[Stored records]
* begin *
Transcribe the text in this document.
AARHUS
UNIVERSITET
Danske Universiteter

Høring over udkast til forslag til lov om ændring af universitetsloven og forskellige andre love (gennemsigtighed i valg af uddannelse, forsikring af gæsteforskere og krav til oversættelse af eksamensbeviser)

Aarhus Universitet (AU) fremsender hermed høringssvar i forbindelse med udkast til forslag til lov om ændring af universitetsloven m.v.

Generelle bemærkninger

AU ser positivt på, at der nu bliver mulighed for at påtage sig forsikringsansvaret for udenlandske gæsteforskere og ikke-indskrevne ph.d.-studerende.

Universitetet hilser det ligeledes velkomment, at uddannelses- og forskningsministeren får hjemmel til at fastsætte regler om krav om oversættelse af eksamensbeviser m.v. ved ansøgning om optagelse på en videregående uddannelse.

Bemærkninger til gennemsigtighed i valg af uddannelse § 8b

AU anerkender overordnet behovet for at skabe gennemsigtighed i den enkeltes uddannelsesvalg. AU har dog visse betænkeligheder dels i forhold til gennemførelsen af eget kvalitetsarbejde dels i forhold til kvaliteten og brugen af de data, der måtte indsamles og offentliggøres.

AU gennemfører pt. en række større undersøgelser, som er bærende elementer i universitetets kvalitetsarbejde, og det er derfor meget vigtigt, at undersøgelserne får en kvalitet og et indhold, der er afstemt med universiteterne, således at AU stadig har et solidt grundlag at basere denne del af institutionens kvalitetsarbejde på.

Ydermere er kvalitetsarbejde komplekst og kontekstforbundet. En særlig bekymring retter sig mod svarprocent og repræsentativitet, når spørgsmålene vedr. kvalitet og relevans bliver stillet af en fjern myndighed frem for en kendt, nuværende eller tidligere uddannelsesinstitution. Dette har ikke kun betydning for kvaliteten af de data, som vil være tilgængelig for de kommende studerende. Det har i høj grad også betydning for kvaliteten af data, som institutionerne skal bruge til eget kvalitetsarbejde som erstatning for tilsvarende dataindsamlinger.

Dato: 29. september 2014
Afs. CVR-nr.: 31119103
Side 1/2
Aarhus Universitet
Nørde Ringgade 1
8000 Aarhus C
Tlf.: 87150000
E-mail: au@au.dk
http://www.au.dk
* end *
◆ Task prompt: Produce an exact copy of all the records.

◆ Answer to the exercise:
Transcribe the text in this document.
AARHUS
UNIVERSITET
Danske Universiteter

Høring over udkast til forslag til lov om ændring af universitetsloven og forskellige andre love (gennemsigtighed i valg af uddannelse, forsikring af gæsteforskere og krav til oversættelse af eksamensbeviser)

Aarhus Universitet (AU) fremsender hermed høringssvar i forbindelse med udkast til forslag til lov om ændring af universitetsloven m.v.

Generelle bemærkninger

AU ser positivt på, at der nu bliver mulighed for at påtage sig forsikringsansvaret for udenlandske gæsteforskere og ikke-indskrevne ph.d.-studerende.

Universitetet hilser det ligeledes velkomment, at uddannelses- og forskningsministeren får hjemmel til at fastsætte regler om krav om oversættelse af eksamensbeviser m.v. ved ansøgning om optagelse på en videregående uddannelse.

Bemærkninger til gennemsigtighed i valg af uddannelse § 8b

AU anerkender overordnet behovet for at skabe gennemsigtighed i den enkeltes uddannelsesvalg. AU har dog visse betænkeligheder dels i forhold til gennemførelsen af eget kvalitetsarbejde dels i forhold til kvaliteten og brugen af de data, der måtte indsamles og offentliggøres.

AU gennemfører pt. en række større undersøgelser, som er bærende elementer i universitetets kvalitetsarbejde, og det er derfor meget vigtigt, at undersøgelserne får en kvalitet og et indhold, der er afstemt med universiteterne, således at AU stadig har et solidt grundlag at basere denne del af institutionens kvalitetsarbejde på.

Ydermere er kvalitetsarbejde komplekst og kontekstforbundet. En særlig bekymring retter sig mod svarprocent og repræsentativitet, når spørgsmålene vedr. kvalitet og relevans bliver stillet af en fjern myndighed frem for en kendt, nuværende eller tidligere uddannelsesinstitution. Dette har ikke kun betydning for kvaliteten af de data, som vil være tilgængelig for de kommende studerende. Det har i høj grad også betydning for kvaliteten af data, som institutionerne skal bruge til eget kvalitetsarbejde som erstatning for tilsvarende dataindsamlinger.

Dato: 29. september 2014
Afs. CVR-nr.: 31119103
Side 1/2
Aarhus Universitet
Nørde Ringgade 1
8000 Aarhus C
Tlf.: 87150000
E-mail: au@au.dk
http://www.au.dk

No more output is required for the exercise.